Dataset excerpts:
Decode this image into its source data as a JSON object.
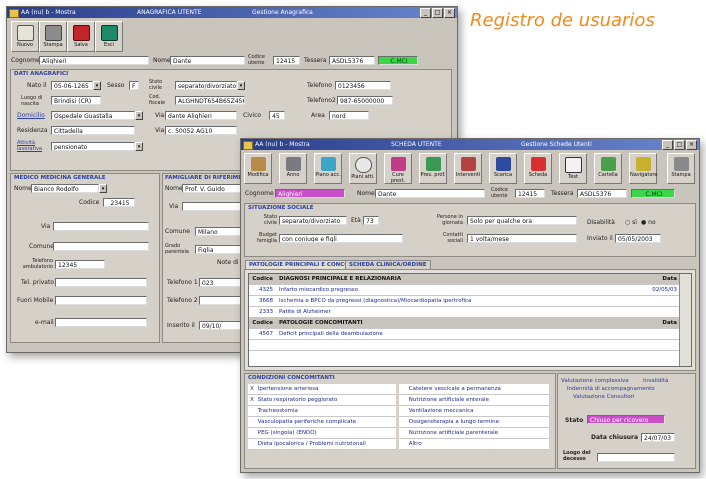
{
  "page_title": "Registro de usuarios",
  "colors": {
    "accent_orange": "#f08a1c",
    "title_blue": "#2a3d8a",
    "green_status": "#3bd64a",
    "magenta_field": "#c84fc7"
  },
  "window_back": {
    "title": "AA (nu) b - Mostra",
    "title_mid": "ANAGRAFICA UTENTE",
    "title_right": "Gestione Anagrafica",
    "toolbar": [
      {
        "label": "Nuovo",
        "icon": "new-icon"
      },
      {
        "label": "Stampa",
        "icon": "print-icon"
      },
      {
        "label": "Salva",
        "icon": "save-icon"
      },
      {
        "label": "Esci",
        "icon": "exit-icon"
      }
    ],
    "top": {
      "cognome_label": "Cognome",
      "cognome": "Alighieri",
      "nome_label": "Nome",
      "nome": "Dante",
      "codice_label": "Codice utente",
      "codice": "12415",
      "tessera_label": "Tessera",
      "tessera": "ASDL5376",
      "status": "C.MCI"
    },
    "dati": {
      "title": "DATI ANAGRAFICI",
      "nato_label": "Nato il",
      "nato": "05-06-1265",
      "sesso_label": "Sesso",
      "sesso": "F",
      "stato_label": "Stato civile",
      "stato": "separato/divorziato",
      "telefono_label": "Telefono",
      "telefono": "0123456",
      "luogo_label": "Luogo di nascita",
      "luogo": "Brindisi (CR)",
      "codfisc_label": "Cod. fiscale",
      "codfisc": "ALGHNDT654B65Z456",
      "telefono2_label": "Telefono2",
      "telefono2": "987-65000000",
      "domicilio_label": "Domicilio",
      "domicilio": "Ospedale Guastalla",
      "via_label": "Via",
      "via": "dante Alighieri",
      "civico_label": "Civico",
      "civico": "45",
      "area_label": "Area",
      "area": "nord",
      "residenza_label": "Residenza",
      "residenza": "Cittadella",
      "via2_label": "Via",
      "via2": "c. 50052 AG10",
      "attivita_label": "Attività lavorativa",
      "attivita": "pensionato"
    },
    "medico": {
      "title": "MEDICO MEDICINA GENERALE",
      "nome_label": "Nome",
      "nome": "Bianco Rodolfo",
      "codice_label": "Codice",
      "codice": "23415",
      "via_label": "Via",
      "comune_label": "Comune",
      "telefono_label": "Telefono ambulatorio",
      "telefono": "12345",
      "telprivato_label": "Tel. privato",
      "fuori_label": "Fuori Mobile",
      "email_label": "e-mail"
    },
    "famigliare": {
      "title": "FAMIGLIARE DI RIFERIMENTO",
      "nome_label": "Nome",
      "nome": "Prof. V. Guido",
      "via_label": "Via",
      "comune_label": "Comune",
      "comune": "Milano",
      "grado_label": "Grado parentela",
      "grado": "Figlia",
      "telefono1_label": "Telefono 1",
      "telefono1": "023",
      "telefono2_label": "Telefono 2",
      "note_label": "Note di si",
      "inserito_label": "Inserito il",
      "inserito": "09/10/"
    }
  },
  "window_front": {
    "title": "AA (nu) b - Mostra",
    "title_mid": "SCHEDA UTENTE",
    "title_right": "Gestione Schede Utenti",
    "toolbar": [
      {
        "label": "Modifica",
        "icon": "edit-icon"
      },
      {
        "label": "Anno",
        "icon": "calendar-icon"
      },
      {
        "label": "Piano acc.",
        "icon": "gem-icon"
      },
      {
        "label": "Piani atti.",
        "icon": "clock-icon"
      },
      {
        "label": "Cure prest.",
        "icon": "palette-icon"
      },
      {
        "label": "Pres. prof.",
        "icon": "folder-icon"
      },
      {
        "label": "Interventi",
        "icon": "calendar-grid-icon"
      },
      {
        "label": "Scarica",
        "icon": "disk-icon"
      },
      {
        "label": "Scheda",
        "icon": "trophy-icon"
      },
      {
        "label": "Test",
        "icon": "book-icon"
      },
      {
        "label": "Cartella",
        "icon": "folder-open-icon"
      },
      {
        "label": "Navigatore",
        "icon": "bus-icon"
      },
      {
        "label": "Stampa",
        "icon": "printer-icon"
      }
    ],
    "top": {
      "cognome_label": "Cognome",
      "cognome": "Alighieri",
      "nome_label": "Nome",
      "nome": "Dante",
      "codice_label": "Codice utente",
      "codice": "12415",
      "tessera_label": "Tessera",
      "tessera": "ASDL5376",
      "status": "C.MCI"
    },
    "situazione": {
      "title": "SITUAZIONE SOCIALE",
      "stato_label": "Stato civile",
      "stato": "separato/divorziato",
      "eta_label": "Età",
      "eta": "73",
      "persone_label": "Persone in giornata",
      "persone": "Solo per qualche ora",
      "disabilita_label": "Disabilità",
      "disabilita_opts": [
        "sì",
        "no"
      ],
      "budget_label": "Budget famiglia",
      "budget": "con coniuge e figli",
      "contatti_label": "Contatti sociali",
      "contatti": "1 volta/mese",
      "inviato_label": "Inviato il",
      "inviato": "05/05/2003"
    },
    "tabs": [
      "PATOLOGIE PRINCIPALI E CONCOMITANTI",
      "SCHEDA CLINICA/ORDINE"
    ],
    "table1": {
      "headers": [
        "Codice",
        "DIAGNOSI PRINCIPALE E RELAZIONARIA",
        "Data"
      ],
      "rows": [
        {
          "code": "4325",
          "desc": "Infarto miocardico pregresso",
          "date": "02/05/03"
        },
        {
          "code": "3668",
          "desc": "Ischemia e BPCO da pregressi (diagnostica)/Miocardiopatia ipertrofica",
          "date": ""
        },
        {
          "code": "2333",
          "desc": "Patite di Alzheimer",
          "date": ""
        }
      ]
    },
    "table2": {
      "headers": [
        "Codice",
        "PATOLOGIE CONCOMITANTI",
        "Data"
      ],
      "rows": [
        {
          "code": "4567",
          "desc": "Deficit principali della deambulazione",
          "date": ""
        }
      ]
    },
    "condizioni": {
      "title": "CONDIZIONI CONCOMITANTI",
      "left": [
        {
          "mark": "X",
          "label": "Ipertensione arteriosa"
        },
        {
          "mark": "X",
          "label": "Stato respiratorio peggiorato"
        },
        {
          "mark": "",
          "label": "Tracheostomia"
        },
        {
          "mark": "",
          "label": "Vasculopatia periferiche complicate"
        },
        {
          "mark": "",
          "label": "PEG (singola) (ENDO)"
        },
        {
          "mark": "",
          "label": "Dieta ipocalorica / Problemi nutrizionali"
        }
      ],
      "right": [
        "Catetere vescicale a permanenza",
        "Nutrizione artificiale enterale",
        "Ventilazione meccanica",
        "Ossigenoterapia a lungo termine",
        "Nutrizione artificiale parenterale",
        "Altro"
      ]
    },
    "valutazione": {
      "line1": "Valutazione complessiva",
      "line1b": "Invalidità",
      "line2": "Indennità di accompagnamento",
      "line3": "Valutazione Consultori",
      "stato_label": "Stato",
      "stato": "Chiuso per ricovero",
      "data_label": "Data chiusura",
      "data": "24/07/03",
      "luogo_label": "Luogo del decesso"
    }
  }
}
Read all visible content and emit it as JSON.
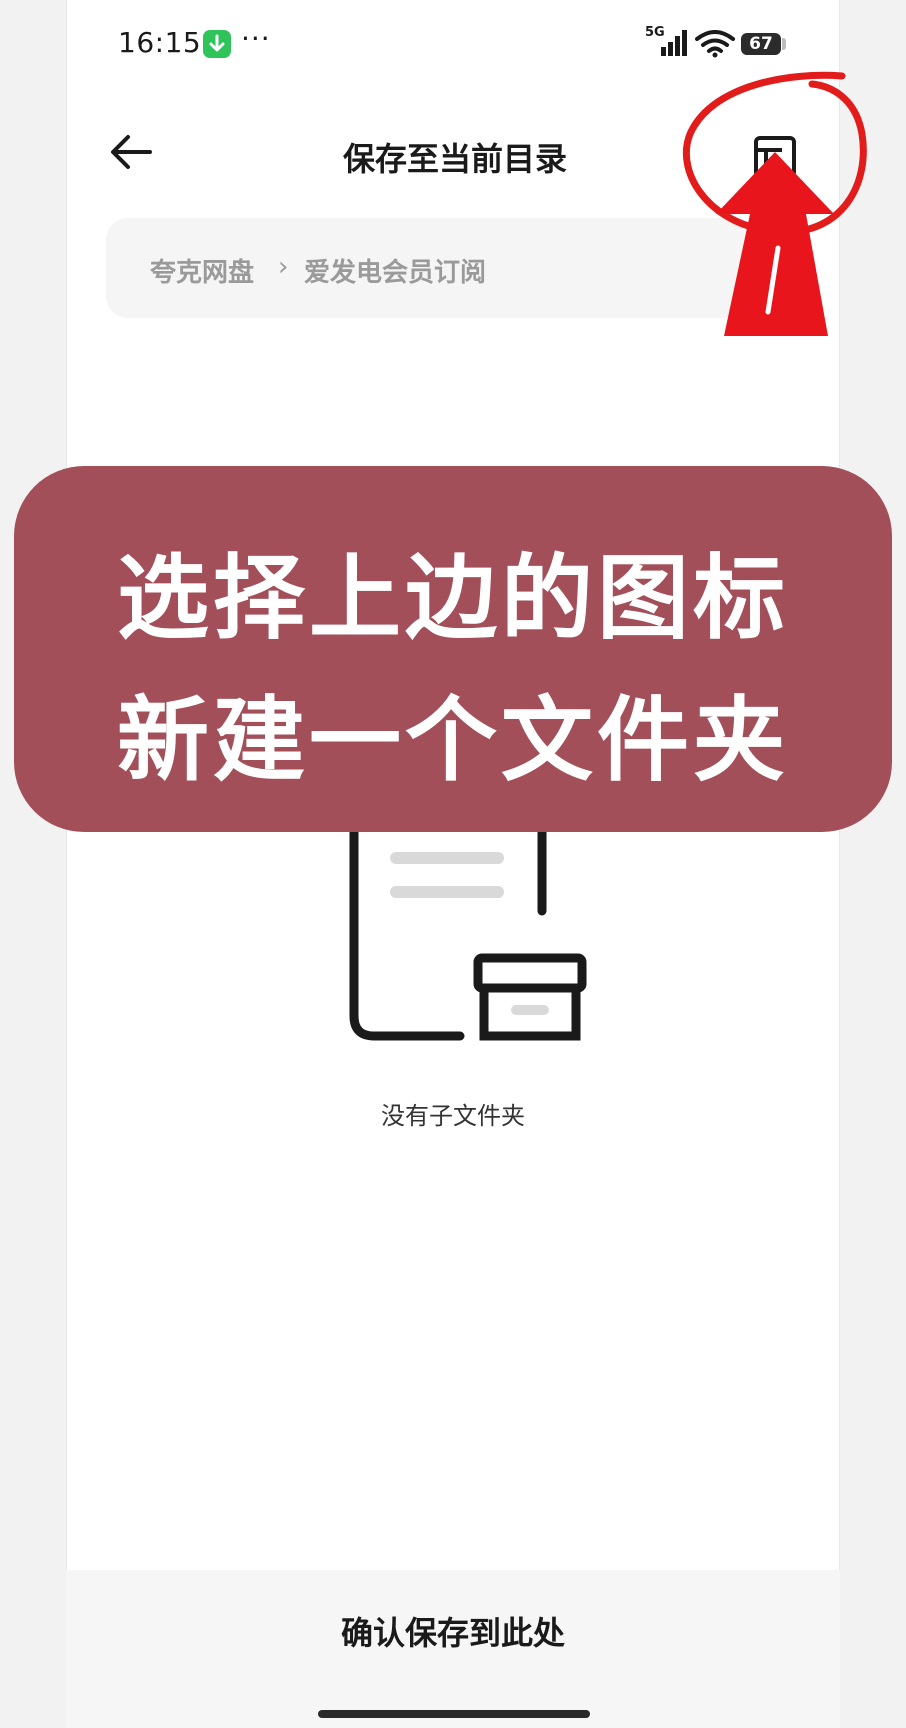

## [The request]
The data above needs to be retyped exactly, with the images left out.

## [Task response]
Decode this image into its source data as a JSON object.
{
  "page_title": "Registro de usuarios",
  "colors": {
    "accent_orange": "#f08a1c",
    "title_blue": "#2a3d8a",
    "green_status": "#3bd64a",
    "magenta_field": "#c84fc7"
  },
  "window_back": {
    "title": "AA (nu) b - Mostra",
    "title_mid": "ANAGRAFICA UTENTE",
    "title_right": "Gestione Anagrafica",
    "toolbar": [
      {
        "label": "Nuovo",
        "icon": "new-icon"
      },
      {
        "label": "Stampa",
        "icon": "print-icon"
      },
      {
        "label": "Salva",
        "icon": "save-icon"
      },
      {
        "label": "Esci",
        "icon": "exit-icon"
      }
    ],
    "top": {
      "cognome_label": "Cognome",
      "cognome": "Alighieri",
      "nome_label": "Nome",
      "nome": "Dante",
      "codice_label": "Codice utente",
      "codice": "12415",
      "tessera_label": "Tessera",
      "tessera": "ASDL5376",
      "status": "C.MCI"
    },
    "dati": {
      "title": "DATI ANAGRAFICI",
      "nato_label": "Nato il",
      "nato": "05-06-1265",
      "sesso_label": "Sesso",
      "sesso": "F",
      "stato_label": "Stato civile",
      "stato": "separato/divorziato",
      "telefono_label": "Telefono",
      "telefono": "0123456",
      "luogo_label": "Luogo di nascita",
      "luogo": "Brindisi (CR)",
      "codfisc_label": "Cod. fiscale",
      "codfisc": "ALGHNDT654B65Z456",
      "telefono2_label": "Telefono2",
      "telefono2": "987-65000000",
      "domicilio_label": "Domicilio",
      "domicilio": "Ospedale Guastalla",
      "via_label": "Via",
      "via": "dante Alighieri",
      "civico_label": "Civico",
      "civico": "45",
      "area_label": "Area",
      "area": "nord",
      "residenza_label": "Residenza",
      "residenza": "Cittadella",
      "via2_label": "Via",
      "via2": "c. 50052 AG10",
      "attivita_label": "Attività lavorativa",
      "attivita": "pensionato"
    },
    "medico": {
      "title": "MEDICO MEDICINA GENERALE",
      "nome_label": "Nome",
      "nome": "Bianco Rodolfo",
      "codice_label": "Codice",
      "codice": "23415",
      "via_label": "Via",
      "comune_label": "Comune",
      "telefono_label": "Telefono ambulatorio",
      "telefono": "12345",
      "telprivato_label": "Tel. privato",
      "fuori_label": "Fuori Mobile",
      "email_label": "e-mail"
    },
    "famigliare": {
      "title": "FAMIGLIARE DI RIFERIMENTO",
      "nome_label": "Nome",
      "nome": "Prof. V. Guido",
      "via_label": "Via",
      "comune_label": "Comune",
      "comune": "Milano",
      "grado_label": "Grado parentela",
      "grado": "Figlia",
      "telefono1_label": "Telefono 1",
      "telefono1": "023",
      "telefono2_label": "Telefono 2",
      "note_label": "Note di si",
      "inserito_label": "Inserito il",
      "inserito": "09/10/"
    }
  },
  "window_front": {
    "title": "AA (nu) b - Mostra",
    "title_mid": "SCHEDA UTENTE",
    "title_right": "Gestione Schede Utenti",
    "toolbar": [
      {
        "label": "Modifica",
        "icon": "edit-icon"
      },
      {
        "label": "Anno",
        "icon": "calendar-icon"
      },
      {
        "label": "Piano acc.",
        "icon": "gem-icon"
      },
      {
        "label": "Piani atti.",
        "icon": "clock-icon"
      },
      {
        "label": "Cure prest.",
        "icon": "palette-icon"
      },
      {
        "label": "Pres. prof.",
        "icon": "folder-icon"
      },
      {
        "label": "Interventi",
        "icon": "calendar-grid-icon"
      },
      {
        "label": "Scarica",
        "icon": "disk-icon"
      },
      {
        "label": "Scheda",
        "icon": "trophy-icon"
      },
      {
        "label": "Test",
        "icon": "book-icon"
      },
      {
        "label": "Cartella",
        "icon": "folder-open-icon"
      },
      {
        "label": "Navigatore",
        "icon": "bus-icon"
      },
      {
        "label": "Stampa",
        "icon": "printer-icon"
      }
    ],
    "top": {
      "cognome_label": "Cognome",
      "cognome": "Alighieri",
      "nome_label": "Nome",
      "nome": "Dante",
      "codice_label": "Codice utente",
      "codice": "12415",
      "tessera_label": "Tessera",
      "tessera": "ASDL5376",
      "status": "C.MCI"
    },
    "situazione": {
      "title": "SITUAZIONE SOCIALE",
      "stato_label": "Stato civile",
      "stato": "separato/divorziato",
      "eta_label": "Età",
      "eta": "73",
      "persone_label": "Persone in giornata",
      "persone": "Solo per qualche ora",
      "disabilita_label": "Disabilità",
      "disabilita_opts": [
        "sì",
        "no"
      ],
      "budget_label": "Budget famiglia",
      "budget": "con coniuge e figli",
      "contatti_label": "Contatti sociali",
      "contatti": "1 volta/mese",
      "inviato_label": "Inviato il",
      "inviato": "05/05/2003"
    },
    "tabs": [
      "PATOLOGIE PRINCIPALI E CONCOMITANTI",
      "SCHEDA CLINICA/ORDINE"
    ],
    "table1": {
      "headers": [
        "Codice",
        "DIAGNOSI PRINCIPALE E RELAZIONARIA",
        "Data"
      ],
      "rows": [
        {
          "code": "4325",
          "desc": "Infarto miocardico pregresso",
          "date": "02/05/03"
        },
        {
          "code": "3668",
          "desc": "Ischemia e BPCO da pregressi (diagnostica)/Miocardiopatia ipertrofica",
          "date": ""
        },
        {
          "code": "2333",
          "desc": "Patite di Alzheimer",
          "date": ""
        }
      ]
    },
    "table2": {
      "headers": [
        "Codice",
        "PATOLOGIE CONCOMITANTI",
        "Data"
      ],
      "rows": [
        {
          "code": "4567",
          "desc": "Deficit principali della deambulazione",
          "date": ""
        }
      ]
    },
    "condizioni": {
      "title": "CONDIZIONI CONCOMITANTI",
      "left": [
        {
          "mark": "X",
          "label": "Ipertensione arteriosa"
        },
        {
          "mark": "X",
          "label": "Stato respiratorio peggiorato"
        },
        {
          "mark": "",
          "label": "Tracheostomia"
        },
        {
          "mark": "",
          "label": "Vasculopatia periferiche complicate"
        },
        {
          "mark": "",
          "label": "PEG (singola) (ENDO)"
        },
        {
          "mark": "",
          "label": "Dieta ipocalorica / Problemi nutrizionali"
        }
      ],
      "right": [
        "Catetere vescicale a permanenza",
        "Nutrizione artificiale enterale",
        "Ventilazione meccanica",
        "Ossigenoterapia a lungo termine",
        "Nutrizione artificiale parenterale",
        "Altro"
      ]
    },
    "valutazione": {
      "line1": "Valutazione complessiva",
      "line1b": "Invalidità",
      "line2": "Indennità di accompagnamento",
      "line3": "Valutazione Consultori",
      "stato_label": "Stato",
      "stato": "Chiuso per ricovero",
      "data_label": "Data chiusura",
      "data": "24/07/03",
      "luogo_label": "Luogo del decesso"
    }
  }
}
Read all visible content and emit it as JSON.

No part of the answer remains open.